*Record set*

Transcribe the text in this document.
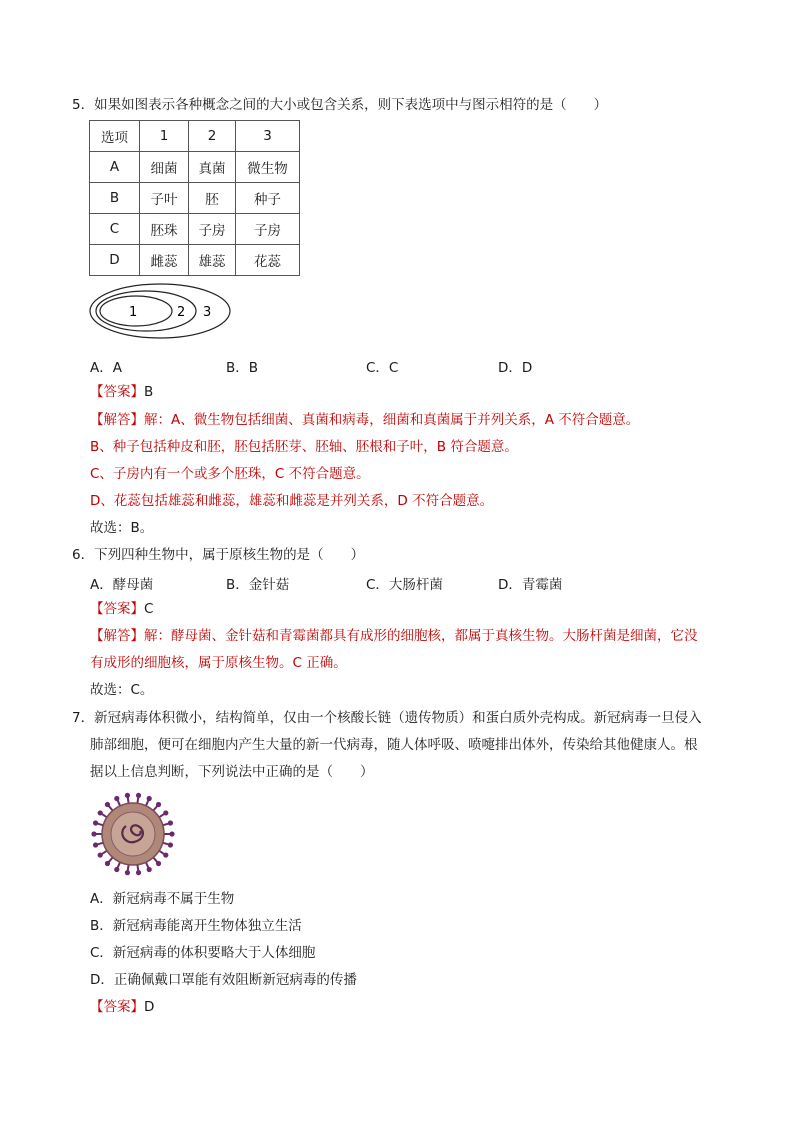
5．如果如图表示各种概念之间的大小或包含关系，则下表选项中与图示相符的是（　　）
选项	1	2	3
A	细菌	真菌	微生物
B	子叶	胚	种子
C	胚珠	子房	子房
D	雌蕊	雄蕊	花蕊
1	2 3
A．A	B．B	C．C	D．D
【答案】B
【解答】解：A、微生物包括细菌、真菌和病毒，细菌和真菌属于并列关系，A 不符合题意。
B、种子包括种皮和胚，胚包括胚芽、胚轴、胚根和子叶，B 符合题意。
C、子房内有一个或多个胚珠，C 不符合题意。
D、花蕊包括雄蕊和雌蕊，雄蕊和雌蕊是并列关系，D 不符合题意。
故选：B。
6．下列四种生物中，属于原核生物的是（　　）
A．酵母菌	B．金针菇	C．大肠杆菌	D．青霉菌
【答案】C
【解答】解：酵母菌、金针菇和青霉菌都具有成形的细胞核，都属于真核生物。大肠杆菌是细菌，它没
有成形的细胞核，属于原核生物。C 正确。
故选：C。
7．新冠病毒体积微小，结构简单，仅由一个核酸长链（遗传物质）和蛋白质外壳构成。新冠病毒一旦侵入
肺部细胞，便可在细胞内产生大量的新一代病毒，随人体呼吸、喷嚏排出体外，传染给其他健康人。根
据以上信息判断，下列说法中正确的是（　　）
A．新冠病毒不属于生物
B．新冠病毒能离开生物体独立生活
C．新冠病毒的体积要略大于人体细胞
D．正确佩戴口罩能有效阻断新冠病毒的传播
【答案】D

*Direction*
Write out all the entries exactly, except for the pictures.

*Task result*
Transcribe the text in this document.
5．如果如图表示各种概念之间的大小或包含关系，则下表选项中与图示相符的是（　　）
选项	1	2	3
A	细菌	真菌	微生物
B	子叶	胚	种子
C	胚珠	子房	子房
D	雌蕊	雄蕊	花蕊
1	2 3
A．A	B．B	C．C	D．D
【答案】B
【解答】解：A、微生物包括细菌、真菌和病毒，细菌和真菌属于并列关系，A 不符合题意。
B、种子包括种皮和胚，胚包括胚芽、胚轴、胚根和子叶，B 符合题意。
C、子房内有一个或多个胚珠，C 不符合题意。
D、花蕊包括雄蕊和雌蕊，雄蕊和雌蕊是并列关系，D 不符合题意。
故选：B。
6．下列四种生物中，属于原核生物的是（　　）
A．酵母菌	B．金针菇	C．大肠杆菌	D．青霉菌
【答案】C
【解答】解：酵母菌、金针菇和青霉菌都具有成形的细胞核，都属于真核生物。大肠杆菌是细菌，它没
有成形的细胞核，属于原核生物。C 正确。
故选：C。
7．新冠病毒体积微小，结构简单，仅由一个核酸长链（遗传物质）和蛋白质外壳构成。新冠病毒一旦侵入
肺部细胞，便可在细胞内产生大量的新一代病毒，随人体呼吸、喷嚏排出体外，传染给其他健康人。根
据以上信息判断，下列说法中正确的是（　　）
A．新冠病毒不属于生物
B．新冠病毒能离开生物体独立生活
C．新冠病毒的体积要略大于人体细胞
D．正确佩戴口罩能有效阻断新冠病毒的传播
【答案】D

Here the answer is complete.